— BEGIN Records for this exercise —

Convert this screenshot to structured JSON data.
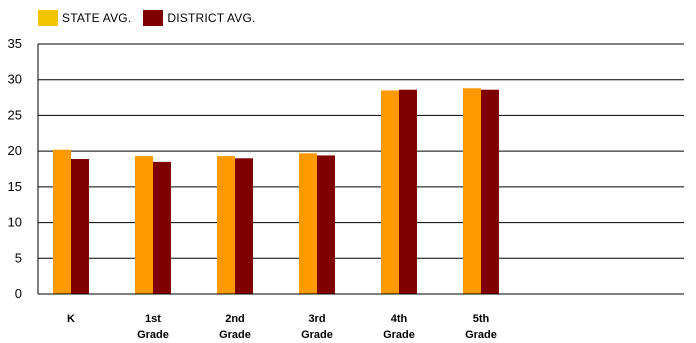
{
  "chart_data": {
    "type": "bar",
    "categories": [
      [
        "K"
      ],
      [
        "1st",
        "Grade"
      ],
      [
        "2nd",
        "Grade"
      ],
      [
        "3rd",
        "Grade"
      ],
      [
        "4th",
        "Grade"
      ],
      [
        "5th",
        "Grade"
      ]
    ],
    "series": [
      {
        "name": "STATE AVG.",
        "values": [
          20.2,
          19.3,
          19.3,
          19.7,
          28.5,
          28.8
        ],
        "color": "#ff9900",
        "legend_color": "#f5c400"
      },
      {
        "name": "DISTRICT AVG.",
        "values": [
          18.9,
          18.5,
          19.0,
          19.4,
          28.6,
          28.6
        ],
        "color": "#800000",
        "legend_color": "#800000"
      }
    ],
    "ylim": [
      0,
      35
    ],
    "yticks": [
      0,
      5,
      10,
      15,
      20,
      25,
      30,
      35
    ],
    "grid": true,
    "legend": "top-left"
  }
}
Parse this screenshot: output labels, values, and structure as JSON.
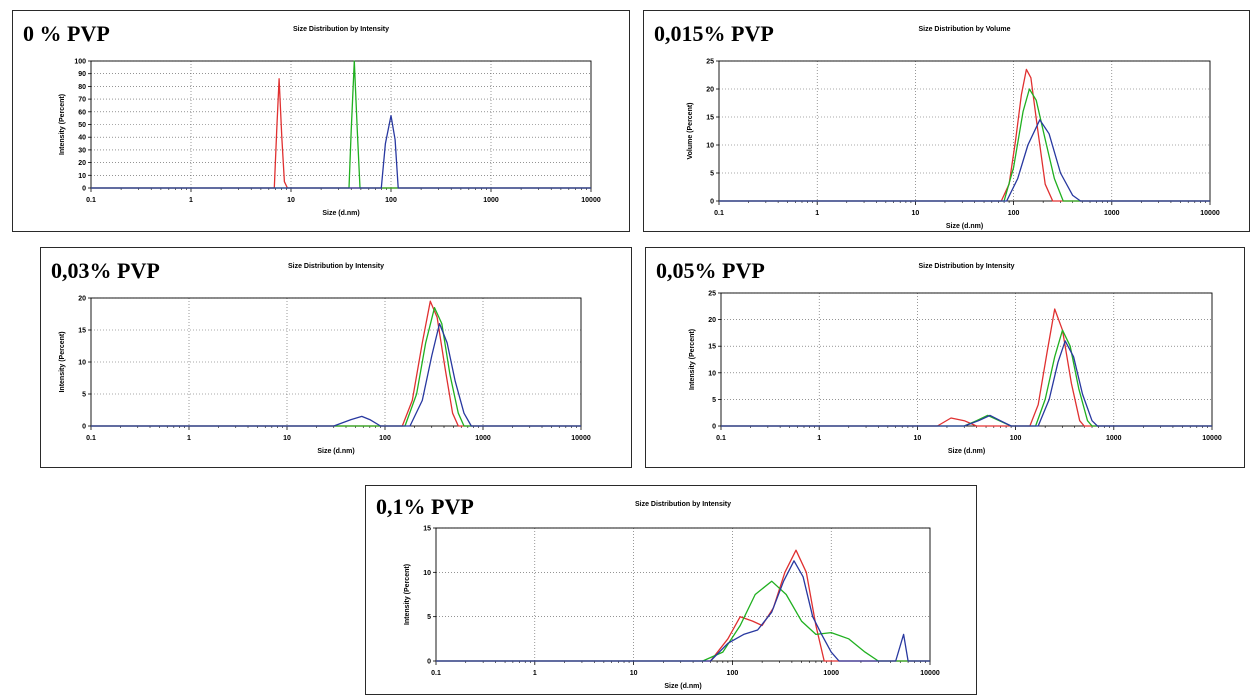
{
  "chart_data": [
    {
      "type": "line",
      "panel_label": "0 % PVP",
      "title": "Size Distribution by Intensity",
      "xlabel": "Size (d.nm)",
      "ylabel": "Intensity (Percent)",
      "xscale": "log",
      "xlim": [
        0.1,
        10000
      ],
      "ylim": [
        0,
        100
      ],
      "xticks": [
        "0.1",
        "1",
        "10",
        "100",
        "1000",
        "10000"
      ],
      "yticks": [
        "0",
        "10",
        "20",
        "30",
        "40",
        "50",
        "60",
        "70",
        "80",
        "90",
        "100"
      ],
      "grid": true,
      "series": [
        {
          "color": "#e03030",
          "points": [
            [
              0.1,
              0
            ],
            [
              6.8,
              0
            ],
            [
              7.2,
              45
            ],
            [
              7.6,
              86
            ],
            [
              8.1,
              40
            ],
            [
              8.6,
              5
            ],
            [
              9.2,
              0
            ],
            [
              10000,
              0
            ]
          ]
        },
        {
          "color": "#20b020",
          "points": [
            [
              0.1,
              0
            ],
            [
              38,
              0
            ],
            [
              40,
              45
            ],
            [
              43,
              100
            ],
            [
              46,
              45
            ],
            [
              49,
              0
            ],
            [
              10000,
              0
            ]
          ]
        },
        {
          "color": "#2838a0",
          "points": [
            [
              0.1,
              0
            ],
            [
              80,
              0
            ],
            [
              88,
              35
            ],
            [
              100,
              57
            ],
            [
              110,
              38
            ],
            [
              118,
              0
            ],
            [
              10000,
              0
            ]
          ]
        }
      ]
    },
    {
      "type": "line",
      "panel_label": "0,015% PVP",
      "title": "Size Distribution by Volume",
      "xlabel": "Size (d.nm)",
      "ylabel": "Volume (Percent)",
      "xscale": "log",
      "xlim": [
        0.1,
        10000
      ],
      "ylim": [
        0,
        25
      ],
      "xticks": [
        "0.1",
        "1",
        "10",
        "100",
        "1000",
        "10000"
      ],
      "yticks": [
        "0",
        "5",
        "10",
        "15",
        "20",
        "25"
      ],
      "grid": true,
      "series": [
        {
          "color": "#e03030",
          "points": [
            [
              0.1,
              0
            ],
            [
              75,
              0
            ],
            [
              90,
              3
            ],
            [
              105,
              11
            ],
            [
              120,
              19
            ],
            [
              135,
              23.5
            ],
            [
              150,
              22
            ],
            [
              175,
              13
            ],
            [
              210,
              3
            ],
            [
              250,
              0
            ],
            [
              10000,
              0
            ]
          ]
        },
        {
          "color": "#20b020",
          "points": [
            [
              0.1,
              0
            ],
            [
              80,
              0
            ],
            [
              100,
              6
            ],
            [
              125,
              16
            ],
            [
              145,
              20
            ],
            [
              170,
              18
            ],
            [
              210,
              11
            ],
            [
              260,
              4
            ],
            [
              320,
              0
            ],
            [
              10000,
              0
            ]
          ]
        },
        {
          "color": "#2838a0",
          "points": [
            [
              0.1,
              0
            ],
            [
              85,
              0
            ],
            [
              110,
              4
            ],
            [
              140,
              10
            ],
            [
              185,
              14.5
            ],
            [
              230,
              12
            ],
            [
              300,
              5
            ],
            [
              400,
              1
            ],
            [
              480,
              0
            ],
            [
              10000,
              0
            ]
          ]
        }
      ]
    },
    {
      "type": "line",
      "panel_label": "0,03% PVP",
      "title": "Size Distribution by Intensity",
      "xlabel": "Size (d.nm)",
      "ylabel": "Intensity (Percent)",
      "xscale": "log",
      "xlim": [
        0.1,
        10000
      ],
      "ylim": [
        0,
        20
      ],
      "xticks": [
        "0.1",
        "1",
        "10",
        "100",
        "1000",
        "10000"
      ],
      "yticks": [
        "0",
        "5",
        "10",
        "15",
        "20"
      ],
      "grid": true,
      "series": [
        {
          "color": "#e03030",
          "points": [
            [
              0.1,
              0
            ],
            [
              150,
              0
            ],
            [
              190,
              4
            ],
            [
              240,
              13
            ],
            [
              290,
              19.5
            ],
            [
              340,
              17
            ],
            [
              410,
              9
            ],
            [
              490,
              2
            ],
            [
              560,
              0
            ],
            [
              10000,
              0
            ]
          ]
        },
        {
          "color": "#20b020",
          "points": [
            [
              0.1,
              0
            ],
            [
              160,
              0
            ],
            [
              210,
              5
            ],
            [
              260,
              13
            ],
            [
              320,
              18.5
            ],
            [
              380,
              16
            ],
            [
              460,
              8
            ],
            [
              560,
              2
            ],
            [
              640,
              0
            ],
            [
              10000,
              0
            ]
          ]
        },
        {
          "color": "#2838a0",
          "points": [
            [
              0.1,
              0
            ],
            [
              30,
              0
            ],
            [
              45,
              1
            ],
            [
              58,
              1.5
            ],
            [
              70,
              1
            ],
            [
              90,
              0
            ],
            [
              180,
              0
            ],
            [
              240,
              4
            ],
            [
              300,
              11
            ],
            [
              360,
              16
            ],
            [
              430,
              13
            ],
            [
              520,
              7
            ],
            [
              640,
              2
            ],
            [
              760,
              0
            ],
            [
              10000,
              0
            ]
          ]
        }
      ]
    },
    {
      "type": "line",
      "panel_label": "0,05% PVP",
      "title": "Size Distribution by Intensity",
      "xlabel": "Size (d.nm)",
      "ylabel": "Intensity (Percent)",
      "xscale": "log",
      "xlim": [
        0.1,
        10000
      ],
      "ylim": [
        0,
        25
      ],
      "xticks": [
        "0.1",
        "1",
        "10",
        "100",
        "1000",
        "10000"
      ],
      "yticks": [
        "0",
        "5",
        "10",
        "15",
        "20",
        "25"
      ],
      "grid": true,
      "series": [
        {
          "color": "#e03030",
          "points": [
            [
              0.1,
              0
            ],
            [
              16,
              0
            ],
            [
              22,
              1.5
            ],
            [
              30,
              1
            ],
            [
              40,
              0
            ],
            [
              140,
              0
            ],
            [
              170,
              4
            ],
            [
              210,
              14
            ],
            [
              250,
              22
            ],
            [
              300,
              18
            ],
            [
              370,
              8
            ],
            [
              450,
              1
            ],
            [
              500,
              0
            ],
            [
              10000,
              0
            ]
          ]
        },
        {
          "color": "#20b020",
          "points": [
            [
              0.1,
              0
            ],
            [
              30,
              0
            ],
            [
              40,
              1
            ],
            [
              52,
              2
            ],
            [
              68,
              1
            ],
            [
              90,
              0
            ],
            [
              160,
              0
            ],
            [
              200,
              5
            ],
            [
              250,
              13
            ],
            [
              300,
              18
            ],
            [
              360,
              15
            ],
            [
              440,
              7
            ],
            [
              540,
              1
            ],
            [
              600,
              0
            ],
            [
              10000,
              0
            ]
          ]
        },
        {
          "color": "#2838a0",
          "points": [
            [
              0.1,
              0
            ],
            [
              30,
              0
            ],
            [
              42,
              1
            ],
            [
              55,
              2
            ],
            [
              70,
              1
            ],
            [
              90,
              0
            ],
            [
              170,
              0
            ],
            [
              220,
              5
            ],
            [
              270,
              12
            ],
            [
              320,
              16
            ],
            [
              390,
              13
            ],
            [
              480,
              6
            ],
            [
              600,
              1
            ],
            [
              680,
              0
            ],
            [
              10000,
              0
            ]
          ]
        }
      ]
    },
    {
      "type": "line",
      "panel_label": "0,1% PVP",
      "title": "Size Distribution by Intensity",
      "xlabel": "Size (d.nm)",
      "ylabel": "Intensity (Percent)",
      "xscale": "log",
      "xlim": [
        0.1,
        10000
      ],
      "ylim": [
        0,
        15
      ],
      "xticks": [
        "0.1",
        "1",
        "10",
        "100",
        "1000",
        "10000"
      ],
      "yticks": [
        "0",
        "5",
        "10",
        "15"
      ],
      "grid": true,
      "series": [
        {
          "color": "#e03030",
          "points": [
            [
              0.1,
              0
            ],
            [
              60,
              0
            ],
            [
              90,
              2.5
            ],
            [
              120,
              5
            ],
            [
              160,
              4.5
            ],
            [
              200,
              4
            ],
            [
              260,
              6
            ],
            [
              340,
              10
            ],
            [
              440,
              12.5
            ],
            [
              560,
              10
            ],
            [
              700,
              4
            ],
            [
              850,
              0
            ],
            [
              10000,
              0
            ]
          ]
        },
        {
          "color": "#20b020",
          "points": [
            [
              0.1,
              0
            ],
            [
              50,
              0
            ],
            [
              80,
              1
            ],
            [
              120,
              4
            ],
            [
              170,
              7.5
            ],
            [
              250,
              9
            ],
            [
              350,
              7.5
            ],
            [
              500,
              4.5
            ],
            [
              700,
              3
            ],
            [
              1000,
              3.2
            ],
            [
              1500,
              2.5
            ],
            [
              2200,
              1
            ],
            [
              3000,
              0
            ],
            [
              10000,
              0
            ]
          ]
        },
        {
          "color": "#2838a0",
          "points": [
            [
              0.1,
              0
            ],
            [
              60,
              0
            ],
            [
              90,
              2
            ],
            [
              130,
              3
            ],
            [
              180,
              3.5
            ],
            [
              250,
              5.5
            ],
            [
              330,
              9
            ],
            [
              420,
              11.3
            ],
            [
              520,
              9.5
            ],
            [
              650,
              5
            ],
            [
              800,
              3
            ],
            [
              1000,
              1
            ],
            [
              1200,
              0
            ],
            [
              4500,
              0
            ],
            [
              5400,
              3
            ],
            [
              6000,
              0
            ],
            [
              10000,
              0
            ]
          ]
        }
      ]
    }
  ]
}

— END Records for this exercise —

Filter the entries down to the lines containing "Volume". Copy each of those lines.

**Result:**
      "title": "Size Distribution by Volume",
      "ylabel": "Volume (Percent)",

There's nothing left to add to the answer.